### [Data entries for graphics]

------------------------

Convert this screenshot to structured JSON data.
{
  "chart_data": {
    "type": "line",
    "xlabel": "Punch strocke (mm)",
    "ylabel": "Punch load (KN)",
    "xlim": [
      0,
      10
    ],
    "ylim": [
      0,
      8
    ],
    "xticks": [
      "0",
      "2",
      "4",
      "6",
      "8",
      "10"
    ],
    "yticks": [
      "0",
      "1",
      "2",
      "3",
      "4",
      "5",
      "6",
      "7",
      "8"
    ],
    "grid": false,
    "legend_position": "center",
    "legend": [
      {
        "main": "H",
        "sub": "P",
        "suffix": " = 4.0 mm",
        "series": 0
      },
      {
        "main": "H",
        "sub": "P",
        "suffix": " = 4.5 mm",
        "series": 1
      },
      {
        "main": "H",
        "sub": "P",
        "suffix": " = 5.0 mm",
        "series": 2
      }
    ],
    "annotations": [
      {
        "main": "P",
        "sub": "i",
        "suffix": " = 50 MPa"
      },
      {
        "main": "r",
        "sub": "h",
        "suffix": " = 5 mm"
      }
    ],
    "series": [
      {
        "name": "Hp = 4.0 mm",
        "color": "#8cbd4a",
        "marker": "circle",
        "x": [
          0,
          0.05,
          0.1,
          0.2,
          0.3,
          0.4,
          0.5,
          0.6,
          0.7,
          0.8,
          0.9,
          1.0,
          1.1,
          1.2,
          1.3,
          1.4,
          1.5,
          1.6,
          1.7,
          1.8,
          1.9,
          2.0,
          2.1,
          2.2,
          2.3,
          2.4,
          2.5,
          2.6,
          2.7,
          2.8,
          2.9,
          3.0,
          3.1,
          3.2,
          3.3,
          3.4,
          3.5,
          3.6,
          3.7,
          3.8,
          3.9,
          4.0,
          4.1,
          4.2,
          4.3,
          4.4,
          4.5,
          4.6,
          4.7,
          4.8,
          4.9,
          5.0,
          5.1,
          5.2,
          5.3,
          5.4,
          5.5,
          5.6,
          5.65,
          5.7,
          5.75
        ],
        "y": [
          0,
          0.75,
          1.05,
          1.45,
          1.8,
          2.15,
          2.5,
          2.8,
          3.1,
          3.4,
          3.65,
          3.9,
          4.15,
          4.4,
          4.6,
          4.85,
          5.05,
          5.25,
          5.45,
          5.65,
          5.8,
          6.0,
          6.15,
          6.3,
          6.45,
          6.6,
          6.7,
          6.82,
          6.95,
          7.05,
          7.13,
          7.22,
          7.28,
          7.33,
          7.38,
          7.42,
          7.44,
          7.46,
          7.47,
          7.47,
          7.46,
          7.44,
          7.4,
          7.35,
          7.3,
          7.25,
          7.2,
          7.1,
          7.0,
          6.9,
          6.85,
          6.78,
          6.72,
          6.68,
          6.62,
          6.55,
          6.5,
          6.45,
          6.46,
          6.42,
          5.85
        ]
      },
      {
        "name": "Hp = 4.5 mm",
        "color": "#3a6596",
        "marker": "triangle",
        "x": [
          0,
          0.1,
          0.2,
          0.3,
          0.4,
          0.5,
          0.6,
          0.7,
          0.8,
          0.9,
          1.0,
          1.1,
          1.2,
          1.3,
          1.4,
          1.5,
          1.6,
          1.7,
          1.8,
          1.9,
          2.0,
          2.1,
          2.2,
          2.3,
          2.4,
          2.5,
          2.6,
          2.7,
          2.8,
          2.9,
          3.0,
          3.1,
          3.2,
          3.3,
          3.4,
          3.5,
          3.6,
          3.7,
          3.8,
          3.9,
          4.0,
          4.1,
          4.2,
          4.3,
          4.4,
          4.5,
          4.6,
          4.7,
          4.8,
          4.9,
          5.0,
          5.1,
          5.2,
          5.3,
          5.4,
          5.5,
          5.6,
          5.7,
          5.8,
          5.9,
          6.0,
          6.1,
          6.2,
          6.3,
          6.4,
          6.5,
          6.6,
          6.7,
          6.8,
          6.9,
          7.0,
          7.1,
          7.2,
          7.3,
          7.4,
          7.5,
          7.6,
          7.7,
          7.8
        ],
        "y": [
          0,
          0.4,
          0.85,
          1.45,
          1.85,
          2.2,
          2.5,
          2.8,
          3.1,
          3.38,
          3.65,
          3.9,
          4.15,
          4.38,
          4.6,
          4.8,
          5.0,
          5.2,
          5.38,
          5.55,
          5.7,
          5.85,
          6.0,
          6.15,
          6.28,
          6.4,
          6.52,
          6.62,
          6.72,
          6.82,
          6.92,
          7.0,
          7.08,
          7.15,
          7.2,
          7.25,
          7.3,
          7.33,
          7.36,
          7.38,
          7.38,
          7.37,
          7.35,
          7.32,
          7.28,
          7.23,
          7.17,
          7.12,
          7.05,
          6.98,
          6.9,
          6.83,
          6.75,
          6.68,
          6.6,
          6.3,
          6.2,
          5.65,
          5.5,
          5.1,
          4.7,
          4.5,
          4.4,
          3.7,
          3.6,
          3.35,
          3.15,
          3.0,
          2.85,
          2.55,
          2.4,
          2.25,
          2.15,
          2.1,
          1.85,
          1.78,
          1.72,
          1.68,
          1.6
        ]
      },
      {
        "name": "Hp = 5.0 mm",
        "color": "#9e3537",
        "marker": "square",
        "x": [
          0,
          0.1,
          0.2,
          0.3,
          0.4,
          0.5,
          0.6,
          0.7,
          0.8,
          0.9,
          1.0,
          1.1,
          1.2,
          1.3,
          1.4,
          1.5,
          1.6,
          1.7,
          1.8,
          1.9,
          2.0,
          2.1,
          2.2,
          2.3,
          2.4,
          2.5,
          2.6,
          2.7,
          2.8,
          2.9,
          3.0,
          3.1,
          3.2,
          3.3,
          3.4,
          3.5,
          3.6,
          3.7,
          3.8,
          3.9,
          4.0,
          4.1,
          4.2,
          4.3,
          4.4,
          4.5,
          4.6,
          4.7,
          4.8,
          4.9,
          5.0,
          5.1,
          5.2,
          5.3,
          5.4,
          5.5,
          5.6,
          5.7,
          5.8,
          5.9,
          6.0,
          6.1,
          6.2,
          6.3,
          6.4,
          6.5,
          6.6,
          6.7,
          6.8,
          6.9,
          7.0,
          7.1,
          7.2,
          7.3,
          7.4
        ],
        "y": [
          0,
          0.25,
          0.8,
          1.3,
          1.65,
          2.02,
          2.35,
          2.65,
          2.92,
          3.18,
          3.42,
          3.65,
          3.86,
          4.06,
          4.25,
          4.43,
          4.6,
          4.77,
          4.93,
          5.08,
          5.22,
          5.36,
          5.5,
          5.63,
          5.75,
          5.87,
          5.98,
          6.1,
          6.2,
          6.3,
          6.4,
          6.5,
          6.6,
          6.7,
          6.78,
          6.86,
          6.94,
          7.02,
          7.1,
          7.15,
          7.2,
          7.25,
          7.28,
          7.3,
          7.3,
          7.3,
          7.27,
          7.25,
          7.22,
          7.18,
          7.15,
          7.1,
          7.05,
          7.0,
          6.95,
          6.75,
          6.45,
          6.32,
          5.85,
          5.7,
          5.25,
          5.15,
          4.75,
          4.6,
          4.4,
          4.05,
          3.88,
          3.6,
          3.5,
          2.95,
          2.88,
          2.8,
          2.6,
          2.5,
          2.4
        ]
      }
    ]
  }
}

------------------------

### [GOAL]
Restate every line of the data word for word.

### [TASK ANSWER]
Convert this screenshot to structured JSON data.
{
  "chart_data": {
    "type": "line",
    "xlabel": "Punch strocke (mm)",
    "ylabel": "Punch load (KN)",
    "xlim": [
      0,
      10
    ],
    "ylim": [
      0,
      8
    ],
    "xticks": [
      "0",
      "2",
      "4",
      "6",
      "8",
      "10"
    ],
    "yticks": [
      "0",
      "1",
      "2",
      "3",
      "4",
      "5",
      "6",
      "7",
      "8"
    ],
    "grid": false,
    "legend_position": "center",
    "legend": [
      {
        "main": "H",
        "sub": "P",
        "suffix": " = 4.0 mm",
        "series": 0
      },
      {
        "main": "H",
        "sub": "P",
        "suffix": " = 4.5 mm",
        "series": 1
      },
      {
        "main": "H",
        "sub": "P",
        "suffix": " = 5.0 mm",
        "series": 2
      }
    ],
    "annotations": [
      {
        "main": "P",
        "sub": "i",
        "suffix": " = 50 MPa"
      },
      {
        "main": "r",
        "sub": "h",
        "suffix": " = 5 mm"
      }
    ],
    "series": [
      {
        "name": "Hp = 4.0 mm",
        "color": "#8cbd4a",
        "marker": "circle",
        "x": [
          0,
          0.05,
          0.1,
          0.2,
          0.3,
          0.4,
          0.5,
          0.6,
          0.7,
          0.8,
          0.9,
          1.0,
          1.1,
          1.2,
          1.3,
          1.4,
          1.5,
          1.6,
          1.7,
          1.8,
          1.9,
          2.0,
          2.1,
          2.2,
          2.3,
          2.4,
          2.5,
          2.6,
          2.7,
          2.8,
          2.9,
          3.0,
          3.1,
          3.2,
          3.3,
          3.4,
          3.5,
          3.6,
          3.7,
          3.8,
          3.9,
          4.0,
          4.1,
          4.2,
          4.3,
          4.4,
          4.5,
          4.6,
          4.7,
          4.8,
          4.9,
          5.0,
          5.1,
          5.2,
          5.3,
          5.4,
          5.5,
          5.6,
          5.65,
          5.7,
          5.75
        ],
        "y": [
          0,
          0.75,
          1.05,
          1.45,
          1.8,
          2.15,
          2.5,
          2.8,
          3.1,
          3.4,
          3.65,
          3.9,
          4.15,
          4.4,
          4.6,
          4.85,
          5.05,
          5.25,
          5.45,
          5.65,
          5.8,
          6.0,
          6.15,
          6.3,
          6.45,
          6.6,
          6.7,
          6.82,
          6.95,
          7.05,
          7.13,
          7.22,
          7.28,
          7.33,
          7.38,
          7.42,
          7.44,
          7.46,
          7.47,
          7.47,
          7.46,
          7.44,
          7.4,
          7.35,
          7.3,
          7.25,
          7.2,
          7.1,
          7.0,
          6.9,
          6.85,
          6.78,
          6.72,
          6.68,
          6.62,
          6.55,
          6.5,
          6.45,
          6.46,
          6.42,
          5.85
        ]
      },
      {
        "name": "Hp = 4.5 mm",
        "color": "#3a6596",
        "marker": "triangle",
        "x": [
          0,
          0.1,
          0.2,
          0.3,
          0.4,
          0.5,
          0.6,
          0.7,
          0.8,
          0.9,
          1.0,
          1.1,
          1.2,
          1.3,
          1.4,
          1.5,
          1.6,
          1.7,
          1.8,
          1.9,
          2.0,
          2.1,
          2.2,
          2.3,
          2.4,
          2.5,
          2.6,
          2.7,
          2.8,
          2.9,
          3.0,
          3.1,
          3.2,
          3.3,
          3.4,
          3.5,
          3.6,
          3.7,
          3.8,
          3.9,
          4.0,
          4.1,
          4.2,
          4.3,
          4.4,
          4.5,
          4.6,
          4.7,
          4.8,
          4.9,
          5.0,
          5.1,
          5.2,
          5.3,
          5.4,
          5.5,
          5.6,
          5.7,
          5.8,
          5.9,
          6.0,
          6.1,
          6.2,
          6.3,
          6.4,
          6.5,
          6.6,
          6.7,
          6.8,
          6.9,
          7.0,
          7.1,
          7.2,
          7.3,
          7.4,
          7.5,
          7.6,
          7.7,
          7.8
        ],
        "y": [
          0,
          0.4,
          0.85,
          1.45,
          1.85,
          2.2,
          2.5,
          2.8,
          3.1,
          3.38,
          3.65,
          3.9,
          4.15,
          4.38,
          4.6,
          4.8,
          5.0,
          5.2,
          5.38,
          5.55,
          5.7,
          5.85,
          6.0,
          6.15,
          6.28,
          6.4,
          6.52,
          6.62,
          6.72,
          6.82,
          6.92,
          7.0,
          7.08,
          7.15,
          7.2,
          7.25,
          7.3,
          7.33,
          7.36,
          7.38,
          7.38,
          7.37,
          7.35,
          7.32,
          7.28,
          7.23,
          7.17,
          7.12,
          7.05,
          6.98,
          6.9,
          6.83,
          6.75,
          6.68,
          6.6,
          6.3,
          6.2,
          5.65,
          5.5,
          5.1,
          4.7,
          4.5,
          4.4,
          3.7,
          3.6,
          3.35,
          3.15,
          3.0,
          2.85,
          2.55,
          2.4,
          2.25,
          2.15,
          2.1,
          1.85,
          1.78,
          1.72,
          1.68,
          1.6
        ]
      },
      {
        "name": "Hp = 5.0 mm",
        "color": "#9e3537",
        "marker": "square",
        "x": [
          0,
          0.1,
          0.2,
          0.3,
          0.4,
          0.5,
          0.6,
          0.7,
          0.8,
          0.9,
          1.0,
          1.1,
          1.2,
          1.3,
          1.4,
          1.5,
          1.6,
          1.7,
          1.8,
          1.9,
          2.0,
          2.1,
          2.2,
          2.3,
          2.4,
          2.5,
          2.6,
          2.7,
          2.8,
          2.9,
          3.0,
          3.1,
          3.2,
          3.3,
          3.4,
          3.5,
          3.6,
          3.7,
          3.8,
          3.9,
          4.0,
          4.1,
          4.2,
          4.3,
          4.4,
          4.5,
          4.6,
          4.7,
          4.8,
          4.9,
          5.0,
          5.1,
          5.2,
          5.3,
          5.4,
          5.5,
          5.6,
          5.7,
          5.8,
          5.9,
          6.0,
          6.1,
          6.2,
          6.3,
          6.4,
          6.5,
          6.6,
          6.7,
          6.8,
          6.9,
          7.0,
          7.1,
          7.2,
          7.3,
          7.4
        ],
        "y": [
          0,
          0.25,
          0.8,
          1.3,
          1.65,
          2.02,
          2.35,
          2.65,
          2.92,
          3.18,
          3.42,
          3.65,
          3.86,
          4.06,
          4.25,
          4.43,
          4.6,
          4.77,
          4.93,
          5.08,
          5.22,
          5.36,
          5.5,
          5.63,
          5.75,
          5.87,
          5.98,
          6.1,
          6.2,
          6.3,
          6.4,
          6.5,
          6.6,
          6.7,
          6.78,
          6.86,
          6.94,
          7.02,
          7.1,
          7.15,
          7.2,
          7.25,
          7.28,
          7.3,
          7.3,
          7.3,
          7.27,
          7.25,
          7.22,
          7.18,
          7.15,
          7.1,
          7.05,
          7.0,
          6.95,
          6.75,
          6.45,
          6.32,
          5.85,
          5.7,
          5.25,
          5.15,
          4.75,
          4.6,
          4.4,
          4.05,
          3.88,
          3.6,
          3.5,
          2.95,
          2.88,
          2.8,
          2.6,
          2.5,
          2.4
        ]
      }
    ]
  }
}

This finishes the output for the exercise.